Whenever a line contains the string "Voting", copy it out of the entries.

━━━━━━━━━━

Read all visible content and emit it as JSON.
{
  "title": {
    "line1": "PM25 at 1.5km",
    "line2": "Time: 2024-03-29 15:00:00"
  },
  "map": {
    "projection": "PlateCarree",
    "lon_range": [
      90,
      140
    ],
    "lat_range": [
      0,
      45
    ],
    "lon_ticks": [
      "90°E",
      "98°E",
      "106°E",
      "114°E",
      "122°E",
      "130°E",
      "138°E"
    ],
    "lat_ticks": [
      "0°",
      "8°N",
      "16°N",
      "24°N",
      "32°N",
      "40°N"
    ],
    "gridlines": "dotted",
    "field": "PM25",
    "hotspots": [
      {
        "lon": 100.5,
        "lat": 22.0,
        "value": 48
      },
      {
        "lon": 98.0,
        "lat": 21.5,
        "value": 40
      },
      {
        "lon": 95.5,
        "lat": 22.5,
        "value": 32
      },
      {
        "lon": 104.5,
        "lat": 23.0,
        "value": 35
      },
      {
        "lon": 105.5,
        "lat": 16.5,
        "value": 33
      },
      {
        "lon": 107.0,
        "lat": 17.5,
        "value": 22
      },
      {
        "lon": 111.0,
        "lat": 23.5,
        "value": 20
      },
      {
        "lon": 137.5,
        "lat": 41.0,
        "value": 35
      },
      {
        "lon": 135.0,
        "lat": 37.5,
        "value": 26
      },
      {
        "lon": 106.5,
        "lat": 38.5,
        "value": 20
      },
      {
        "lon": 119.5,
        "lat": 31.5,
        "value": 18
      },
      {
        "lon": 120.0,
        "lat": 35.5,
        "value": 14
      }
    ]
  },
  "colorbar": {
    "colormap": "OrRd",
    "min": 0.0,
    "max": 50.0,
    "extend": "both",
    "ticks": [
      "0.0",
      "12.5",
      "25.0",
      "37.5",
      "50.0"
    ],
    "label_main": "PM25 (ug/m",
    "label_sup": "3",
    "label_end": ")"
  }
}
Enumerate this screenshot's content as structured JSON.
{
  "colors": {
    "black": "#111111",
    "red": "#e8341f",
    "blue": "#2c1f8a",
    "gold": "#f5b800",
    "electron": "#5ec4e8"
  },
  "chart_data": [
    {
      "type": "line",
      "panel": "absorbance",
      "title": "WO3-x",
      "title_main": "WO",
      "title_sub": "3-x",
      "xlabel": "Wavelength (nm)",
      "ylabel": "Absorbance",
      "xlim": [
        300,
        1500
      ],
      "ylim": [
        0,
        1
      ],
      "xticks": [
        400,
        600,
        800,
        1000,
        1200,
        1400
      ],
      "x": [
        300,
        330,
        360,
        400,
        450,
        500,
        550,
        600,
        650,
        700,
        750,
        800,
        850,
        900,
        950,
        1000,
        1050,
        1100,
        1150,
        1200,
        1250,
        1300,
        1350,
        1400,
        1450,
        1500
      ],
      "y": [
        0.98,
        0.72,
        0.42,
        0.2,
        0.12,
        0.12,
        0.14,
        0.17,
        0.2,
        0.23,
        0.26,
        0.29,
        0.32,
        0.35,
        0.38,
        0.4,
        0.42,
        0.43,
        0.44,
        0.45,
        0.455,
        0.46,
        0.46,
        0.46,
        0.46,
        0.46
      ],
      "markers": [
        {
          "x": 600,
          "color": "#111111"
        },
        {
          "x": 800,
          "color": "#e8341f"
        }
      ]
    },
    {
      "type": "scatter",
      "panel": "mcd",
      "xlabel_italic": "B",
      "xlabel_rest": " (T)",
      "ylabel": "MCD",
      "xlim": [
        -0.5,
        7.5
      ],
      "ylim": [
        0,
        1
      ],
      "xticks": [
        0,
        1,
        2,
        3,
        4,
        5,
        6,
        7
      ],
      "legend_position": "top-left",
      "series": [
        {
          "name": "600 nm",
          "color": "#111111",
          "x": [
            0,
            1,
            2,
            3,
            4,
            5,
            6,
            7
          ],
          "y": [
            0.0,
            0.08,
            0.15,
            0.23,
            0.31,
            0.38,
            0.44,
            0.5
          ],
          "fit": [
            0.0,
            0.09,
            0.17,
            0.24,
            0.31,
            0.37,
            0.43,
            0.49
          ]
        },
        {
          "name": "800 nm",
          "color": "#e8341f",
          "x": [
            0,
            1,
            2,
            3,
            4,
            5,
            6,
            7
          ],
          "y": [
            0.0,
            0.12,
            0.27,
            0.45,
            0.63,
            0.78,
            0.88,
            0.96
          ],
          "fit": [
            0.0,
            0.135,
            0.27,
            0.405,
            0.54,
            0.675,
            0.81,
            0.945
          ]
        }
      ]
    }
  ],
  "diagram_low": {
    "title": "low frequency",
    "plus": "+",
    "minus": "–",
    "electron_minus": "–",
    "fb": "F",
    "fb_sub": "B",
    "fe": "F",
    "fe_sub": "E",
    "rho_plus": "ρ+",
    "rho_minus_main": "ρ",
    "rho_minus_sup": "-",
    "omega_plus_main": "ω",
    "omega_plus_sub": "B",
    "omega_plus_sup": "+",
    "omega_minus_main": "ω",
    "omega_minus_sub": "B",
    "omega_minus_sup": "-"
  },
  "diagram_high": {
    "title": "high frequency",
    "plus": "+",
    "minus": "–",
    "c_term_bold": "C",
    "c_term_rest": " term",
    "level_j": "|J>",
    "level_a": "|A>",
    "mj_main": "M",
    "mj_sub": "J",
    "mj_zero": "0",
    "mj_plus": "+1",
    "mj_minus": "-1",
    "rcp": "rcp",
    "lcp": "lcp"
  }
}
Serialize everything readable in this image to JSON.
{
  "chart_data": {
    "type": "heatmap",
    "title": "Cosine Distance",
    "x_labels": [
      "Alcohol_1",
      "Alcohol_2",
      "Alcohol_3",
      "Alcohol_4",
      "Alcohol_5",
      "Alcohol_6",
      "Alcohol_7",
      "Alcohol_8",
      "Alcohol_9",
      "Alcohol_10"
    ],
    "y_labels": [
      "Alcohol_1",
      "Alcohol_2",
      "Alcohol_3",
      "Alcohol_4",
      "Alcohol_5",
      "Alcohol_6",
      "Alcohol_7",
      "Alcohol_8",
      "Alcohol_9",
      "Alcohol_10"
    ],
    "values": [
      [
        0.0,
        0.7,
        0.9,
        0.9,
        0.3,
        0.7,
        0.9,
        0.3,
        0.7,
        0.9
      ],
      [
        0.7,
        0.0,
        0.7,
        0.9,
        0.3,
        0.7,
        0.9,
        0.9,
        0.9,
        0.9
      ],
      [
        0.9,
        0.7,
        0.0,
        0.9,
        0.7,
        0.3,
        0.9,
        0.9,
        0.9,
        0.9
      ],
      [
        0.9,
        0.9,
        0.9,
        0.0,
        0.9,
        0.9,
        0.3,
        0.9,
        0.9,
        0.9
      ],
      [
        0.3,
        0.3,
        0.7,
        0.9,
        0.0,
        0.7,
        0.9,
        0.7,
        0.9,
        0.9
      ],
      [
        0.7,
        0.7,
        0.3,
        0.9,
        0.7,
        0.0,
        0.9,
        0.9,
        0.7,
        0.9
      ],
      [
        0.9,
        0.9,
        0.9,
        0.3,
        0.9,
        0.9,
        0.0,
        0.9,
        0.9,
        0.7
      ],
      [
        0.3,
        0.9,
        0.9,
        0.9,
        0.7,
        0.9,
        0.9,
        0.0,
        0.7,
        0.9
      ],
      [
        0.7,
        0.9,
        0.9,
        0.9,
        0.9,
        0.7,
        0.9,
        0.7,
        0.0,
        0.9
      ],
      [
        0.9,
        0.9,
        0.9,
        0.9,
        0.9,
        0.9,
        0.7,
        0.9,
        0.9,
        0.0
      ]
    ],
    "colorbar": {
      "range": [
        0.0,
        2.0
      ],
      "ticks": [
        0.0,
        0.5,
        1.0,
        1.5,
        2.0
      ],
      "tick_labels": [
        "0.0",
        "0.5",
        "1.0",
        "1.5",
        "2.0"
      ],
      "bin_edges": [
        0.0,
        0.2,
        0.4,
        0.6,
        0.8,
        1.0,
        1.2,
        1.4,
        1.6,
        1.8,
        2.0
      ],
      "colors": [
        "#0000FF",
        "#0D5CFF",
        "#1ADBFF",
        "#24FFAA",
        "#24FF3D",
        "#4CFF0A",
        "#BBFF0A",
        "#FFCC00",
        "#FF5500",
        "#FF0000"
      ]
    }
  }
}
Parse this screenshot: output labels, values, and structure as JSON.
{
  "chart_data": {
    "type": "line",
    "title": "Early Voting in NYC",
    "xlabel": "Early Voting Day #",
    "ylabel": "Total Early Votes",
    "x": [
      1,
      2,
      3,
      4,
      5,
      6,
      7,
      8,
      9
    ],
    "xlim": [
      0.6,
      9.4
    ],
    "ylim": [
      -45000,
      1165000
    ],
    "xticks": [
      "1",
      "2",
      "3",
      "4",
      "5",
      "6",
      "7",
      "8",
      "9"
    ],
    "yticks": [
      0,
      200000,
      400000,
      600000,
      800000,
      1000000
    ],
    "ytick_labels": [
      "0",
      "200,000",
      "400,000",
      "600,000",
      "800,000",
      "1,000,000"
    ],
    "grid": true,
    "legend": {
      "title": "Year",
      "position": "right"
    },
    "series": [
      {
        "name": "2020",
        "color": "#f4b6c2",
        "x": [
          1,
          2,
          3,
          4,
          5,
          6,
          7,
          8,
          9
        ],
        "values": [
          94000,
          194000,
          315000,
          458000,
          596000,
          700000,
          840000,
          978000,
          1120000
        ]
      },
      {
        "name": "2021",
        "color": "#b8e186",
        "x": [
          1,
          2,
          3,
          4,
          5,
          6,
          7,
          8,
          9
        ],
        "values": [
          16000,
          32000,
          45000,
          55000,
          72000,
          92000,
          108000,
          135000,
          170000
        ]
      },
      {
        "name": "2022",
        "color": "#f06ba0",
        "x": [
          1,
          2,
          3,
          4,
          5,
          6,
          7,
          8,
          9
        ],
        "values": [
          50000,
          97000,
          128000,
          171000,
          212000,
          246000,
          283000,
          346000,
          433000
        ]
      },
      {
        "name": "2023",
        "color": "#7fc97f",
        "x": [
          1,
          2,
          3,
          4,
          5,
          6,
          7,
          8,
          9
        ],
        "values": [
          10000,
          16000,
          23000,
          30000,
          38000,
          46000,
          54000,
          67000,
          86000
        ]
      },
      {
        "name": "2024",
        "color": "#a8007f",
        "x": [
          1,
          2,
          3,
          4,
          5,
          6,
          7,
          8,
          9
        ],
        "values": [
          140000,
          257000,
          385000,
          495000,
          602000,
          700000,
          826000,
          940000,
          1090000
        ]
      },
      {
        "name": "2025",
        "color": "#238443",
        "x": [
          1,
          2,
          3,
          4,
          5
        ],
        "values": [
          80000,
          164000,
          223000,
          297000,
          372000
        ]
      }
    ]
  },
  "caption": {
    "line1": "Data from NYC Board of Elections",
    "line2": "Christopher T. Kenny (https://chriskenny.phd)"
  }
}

━━━━━━━━━━

ANSWER FOR THIS EXERCISE:
    "title": "Early Voting in NYC",
    "xlabel": "Early Voting Day #",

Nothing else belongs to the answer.